Objective:
Below are some records. Pull every line that contains the word "frac".

Exercise material:
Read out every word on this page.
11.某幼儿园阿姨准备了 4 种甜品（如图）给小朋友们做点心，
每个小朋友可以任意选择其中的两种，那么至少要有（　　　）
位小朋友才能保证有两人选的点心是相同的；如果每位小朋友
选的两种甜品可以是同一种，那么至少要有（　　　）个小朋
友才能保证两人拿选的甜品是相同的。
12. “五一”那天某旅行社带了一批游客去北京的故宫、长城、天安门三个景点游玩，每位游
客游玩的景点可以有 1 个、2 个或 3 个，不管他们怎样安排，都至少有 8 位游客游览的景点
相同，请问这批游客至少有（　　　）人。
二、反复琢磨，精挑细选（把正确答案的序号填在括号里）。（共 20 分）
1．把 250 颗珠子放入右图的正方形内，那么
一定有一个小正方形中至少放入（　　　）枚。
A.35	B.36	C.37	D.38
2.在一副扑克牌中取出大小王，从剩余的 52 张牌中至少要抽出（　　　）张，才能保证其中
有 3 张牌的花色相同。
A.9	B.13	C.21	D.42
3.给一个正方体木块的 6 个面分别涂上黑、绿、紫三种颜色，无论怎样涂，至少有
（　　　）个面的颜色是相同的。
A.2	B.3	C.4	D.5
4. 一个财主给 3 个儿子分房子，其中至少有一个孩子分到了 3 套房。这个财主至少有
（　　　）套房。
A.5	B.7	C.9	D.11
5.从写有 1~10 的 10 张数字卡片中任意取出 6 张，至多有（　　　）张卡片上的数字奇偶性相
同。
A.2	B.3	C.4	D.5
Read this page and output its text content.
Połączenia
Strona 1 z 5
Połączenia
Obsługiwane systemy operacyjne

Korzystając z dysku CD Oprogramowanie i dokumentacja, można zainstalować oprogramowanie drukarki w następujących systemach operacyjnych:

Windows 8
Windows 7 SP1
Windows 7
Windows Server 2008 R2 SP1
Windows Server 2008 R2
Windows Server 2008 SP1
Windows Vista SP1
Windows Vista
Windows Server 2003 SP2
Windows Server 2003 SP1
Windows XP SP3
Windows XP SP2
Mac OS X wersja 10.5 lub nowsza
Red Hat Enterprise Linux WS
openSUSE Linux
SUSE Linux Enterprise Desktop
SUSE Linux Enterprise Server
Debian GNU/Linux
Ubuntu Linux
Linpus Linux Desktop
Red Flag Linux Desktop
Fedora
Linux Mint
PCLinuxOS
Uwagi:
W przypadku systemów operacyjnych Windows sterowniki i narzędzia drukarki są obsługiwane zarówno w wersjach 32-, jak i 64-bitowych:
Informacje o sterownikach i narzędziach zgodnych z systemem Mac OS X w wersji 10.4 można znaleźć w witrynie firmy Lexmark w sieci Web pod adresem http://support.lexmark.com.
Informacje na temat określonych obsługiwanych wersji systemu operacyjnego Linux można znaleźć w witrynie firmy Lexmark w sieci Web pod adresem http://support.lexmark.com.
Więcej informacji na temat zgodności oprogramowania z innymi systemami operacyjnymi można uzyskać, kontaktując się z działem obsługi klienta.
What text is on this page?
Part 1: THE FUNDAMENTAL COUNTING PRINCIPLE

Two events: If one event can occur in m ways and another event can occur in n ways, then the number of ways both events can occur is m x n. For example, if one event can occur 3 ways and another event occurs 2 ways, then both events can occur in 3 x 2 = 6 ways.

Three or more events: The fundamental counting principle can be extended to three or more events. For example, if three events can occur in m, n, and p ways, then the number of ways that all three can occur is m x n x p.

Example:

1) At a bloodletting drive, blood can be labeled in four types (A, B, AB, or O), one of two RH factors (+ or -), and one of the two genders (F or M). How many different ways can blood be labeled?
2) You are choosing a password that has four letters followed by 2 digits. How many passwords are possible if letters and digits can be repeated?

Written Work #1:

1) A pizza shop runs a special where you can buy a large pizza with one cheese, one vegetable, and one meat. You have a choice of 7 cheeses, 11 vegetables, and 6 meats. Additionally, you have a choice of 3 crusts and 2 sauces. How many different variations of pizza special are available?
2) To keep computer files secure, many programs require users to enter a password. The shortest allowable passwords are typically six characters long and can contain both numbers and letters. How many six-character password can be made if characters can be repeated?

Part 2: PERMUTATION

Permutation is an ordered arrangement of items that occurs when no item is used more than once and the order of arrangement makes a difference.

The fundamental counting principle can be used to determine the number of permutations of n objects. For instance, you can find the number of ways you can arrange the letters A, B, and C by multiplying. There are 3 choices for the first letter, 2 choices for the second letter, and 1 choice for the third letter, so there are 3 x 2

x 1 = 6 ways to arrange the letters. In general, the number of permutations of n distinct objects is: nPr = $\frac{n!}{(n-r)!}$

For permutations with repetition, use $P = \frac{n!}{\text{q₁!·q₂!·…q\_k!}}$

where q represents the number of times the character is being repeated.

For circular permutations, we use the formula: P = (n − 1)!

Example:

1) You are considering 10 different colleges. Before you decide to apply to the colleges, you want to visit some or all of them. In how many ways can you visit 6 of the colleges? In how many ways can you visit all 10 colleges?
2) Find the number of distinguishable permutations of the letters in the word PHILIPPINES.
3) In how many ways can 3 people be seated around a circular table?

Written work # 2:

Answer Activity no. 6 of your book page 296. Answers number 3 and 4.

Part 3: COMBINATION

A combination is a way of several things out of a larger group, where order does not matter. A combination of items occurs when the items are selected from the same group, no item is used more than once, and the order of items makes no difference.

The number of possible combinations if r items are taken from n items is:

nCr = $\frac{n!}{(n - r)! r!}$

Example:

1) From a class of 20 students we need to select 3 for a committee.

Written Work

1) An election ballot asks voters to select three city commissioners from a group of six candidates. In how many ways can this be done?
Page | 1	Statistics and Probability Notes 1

Result of the exercise:
x 1 = 6 ways to arrange the letters. In general, the number of permutations of n distinct objects is: nPr = $\frac{n!}{(n-r)!}$
For permutations with repetition, use $P = \frac{n!}{\text{q₁!·q₂!·…q\_k!}}$
nCr = $\frac{n!}{(n - r)! r!}$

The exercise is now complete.